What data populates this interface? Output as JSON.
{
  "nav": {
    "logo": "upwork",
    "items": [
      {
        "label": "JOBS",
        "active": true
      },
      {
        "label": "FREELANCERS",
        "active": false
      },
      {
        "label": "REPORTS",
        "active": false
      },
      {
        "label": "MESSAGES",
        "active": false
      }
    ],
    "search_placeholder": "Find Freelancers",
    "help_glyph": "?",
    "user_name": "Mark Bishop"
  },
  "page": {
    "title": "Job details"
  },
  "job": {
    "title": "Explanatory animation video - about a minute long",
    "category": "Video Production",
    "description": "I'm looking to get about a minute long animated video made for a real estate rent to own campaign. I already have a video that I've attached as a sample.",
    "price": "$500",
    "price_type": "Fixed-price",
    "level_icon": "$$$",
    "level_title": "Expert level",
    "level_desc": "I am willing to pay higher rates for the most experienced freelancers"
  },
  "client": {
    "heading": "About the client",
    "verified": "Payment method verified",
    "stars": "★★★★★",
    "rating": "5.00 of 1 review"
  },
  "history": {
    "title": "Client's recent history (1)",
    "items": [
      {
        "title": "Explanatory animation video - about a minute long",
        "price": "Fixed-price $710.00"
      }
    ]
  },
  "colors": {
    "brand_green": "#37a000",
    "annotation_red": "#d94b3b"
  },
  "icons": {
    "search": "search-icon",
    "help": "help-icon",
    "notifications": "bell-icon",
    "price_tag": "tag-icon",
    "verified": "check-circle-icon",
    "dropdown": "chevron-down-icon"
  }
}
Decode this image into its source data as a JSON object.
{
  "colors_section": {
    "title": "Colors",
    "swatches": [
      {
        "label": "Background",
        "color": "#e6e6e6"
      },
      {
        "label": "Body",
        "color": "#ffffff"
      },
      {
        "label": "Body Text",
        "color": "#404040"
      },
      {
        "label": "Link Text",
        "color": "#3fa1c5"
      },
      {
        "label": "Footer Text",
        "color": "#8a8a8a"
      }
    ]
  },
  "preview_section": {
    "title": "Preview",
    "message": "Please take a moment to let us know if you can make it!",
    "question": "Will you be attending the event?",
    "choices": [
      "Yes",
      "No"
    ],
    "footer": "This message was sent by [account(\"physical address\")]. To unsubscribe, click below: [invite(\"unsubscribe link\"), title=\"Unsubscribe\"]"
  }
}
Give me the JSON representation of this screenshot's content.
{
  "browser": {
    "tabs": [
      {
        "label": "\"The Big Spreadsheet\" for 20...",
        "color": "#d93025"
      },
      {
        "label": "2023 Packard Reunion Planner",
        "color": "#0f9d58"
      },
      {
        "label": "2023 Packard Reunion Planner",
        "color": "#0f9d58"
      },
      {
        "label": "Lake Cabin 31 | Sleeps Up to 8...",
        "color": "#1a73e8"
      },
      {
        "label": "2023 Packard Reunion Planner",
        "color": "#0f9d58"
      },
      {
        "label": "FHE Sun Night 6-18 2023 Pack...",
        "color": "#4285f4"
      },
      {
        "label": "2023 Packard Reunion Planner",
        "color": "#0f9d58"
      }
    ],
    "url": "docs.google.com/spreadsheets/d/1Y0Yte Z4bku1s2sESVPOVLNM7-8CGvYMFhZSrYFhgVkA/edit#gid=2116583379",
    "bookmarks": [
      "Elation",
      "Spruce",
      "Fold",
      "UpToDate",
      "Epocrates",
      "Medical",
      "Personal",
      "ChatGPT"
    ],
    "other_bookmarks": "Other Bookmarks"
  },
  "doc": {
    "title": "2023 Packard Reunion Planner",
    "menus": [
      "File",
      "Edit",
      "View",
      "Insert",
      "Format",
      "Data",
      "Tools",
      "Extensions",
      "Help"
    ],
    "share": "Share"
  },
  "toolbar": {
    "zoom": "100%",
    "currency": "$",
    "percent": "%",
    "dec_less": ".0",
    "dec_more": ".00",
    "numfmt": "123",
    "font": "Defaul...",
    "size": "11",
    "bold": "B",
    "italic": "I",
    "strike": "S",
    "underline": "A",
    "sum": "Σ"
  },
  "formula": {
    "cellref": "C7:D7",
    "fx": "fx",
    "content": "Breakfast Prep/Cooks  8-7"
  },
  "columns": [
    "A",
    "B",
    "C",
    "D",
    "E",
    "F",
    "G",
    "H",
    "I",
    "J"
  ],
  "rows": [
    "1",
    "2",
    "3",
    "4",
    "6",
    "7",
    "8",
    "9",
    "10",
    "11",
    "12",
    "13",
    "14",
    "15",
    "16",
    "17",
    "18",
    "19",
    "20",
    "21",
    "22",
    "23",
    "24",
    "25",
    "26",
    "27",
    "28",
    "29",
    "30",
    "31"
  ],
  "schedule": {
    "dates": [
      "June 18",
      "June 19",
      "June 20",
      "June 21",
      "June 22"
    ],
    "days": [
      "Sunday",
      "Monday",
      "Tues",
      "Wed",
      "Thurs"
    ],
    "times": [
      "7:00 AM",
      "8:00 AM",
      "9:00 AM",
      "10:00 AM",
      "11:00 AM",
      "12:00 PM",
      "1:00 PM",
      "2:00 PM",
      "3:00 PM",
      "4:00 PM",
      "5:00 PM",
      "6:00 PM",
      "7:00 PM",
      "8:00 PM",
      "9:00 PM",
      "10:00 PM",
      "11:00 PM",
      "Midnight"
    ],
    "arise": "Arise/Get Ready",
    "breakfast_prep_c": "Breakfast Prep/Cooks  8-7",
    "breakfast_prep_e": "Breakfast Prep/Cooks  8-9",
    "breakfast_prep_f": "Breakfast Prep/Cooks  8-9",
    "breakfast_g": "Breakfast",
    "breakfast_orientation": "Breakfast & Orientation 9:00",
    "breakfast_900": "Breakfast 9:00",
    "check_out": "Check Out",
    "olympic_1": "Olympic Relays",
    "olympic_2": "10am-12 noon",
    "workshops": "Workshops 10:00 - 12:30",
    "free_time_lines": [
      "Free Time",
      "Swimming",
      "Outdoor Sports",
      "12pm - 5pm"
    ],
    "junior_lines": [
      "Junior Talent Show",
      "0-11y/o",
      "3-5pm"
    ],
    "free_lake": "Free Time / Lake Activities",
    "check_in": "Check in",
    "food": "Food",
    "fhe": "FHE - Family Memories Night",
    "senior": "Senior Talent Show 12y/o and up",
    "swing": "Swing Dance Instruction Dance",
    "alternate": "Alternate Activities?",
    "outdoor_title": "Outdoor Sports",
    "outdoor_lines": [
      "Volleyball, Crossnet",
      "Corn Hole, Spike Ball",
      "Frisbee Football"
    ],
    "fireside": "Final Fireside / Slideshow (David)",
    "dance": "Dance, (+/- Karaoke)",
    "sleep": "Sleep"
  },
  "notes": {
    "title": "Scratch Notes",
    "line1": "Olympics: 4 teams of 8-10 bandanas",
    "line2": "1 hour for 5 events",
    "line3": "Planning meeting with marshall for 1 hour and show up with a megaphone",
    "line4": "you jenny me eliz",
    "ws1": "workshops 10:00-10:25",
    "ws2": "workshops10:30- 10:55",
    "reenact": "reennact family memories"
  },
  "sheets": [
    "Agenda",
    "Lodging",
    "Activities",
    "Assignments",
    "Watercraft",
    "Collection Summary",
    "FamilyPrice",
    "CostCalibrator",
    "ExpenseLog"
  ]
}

**WHAT TO WORK ON**
Gather each line holding the string "history".

**RESULT OF THE EXERCISE**
  "history": {
    "title": "Client's recent history (1)",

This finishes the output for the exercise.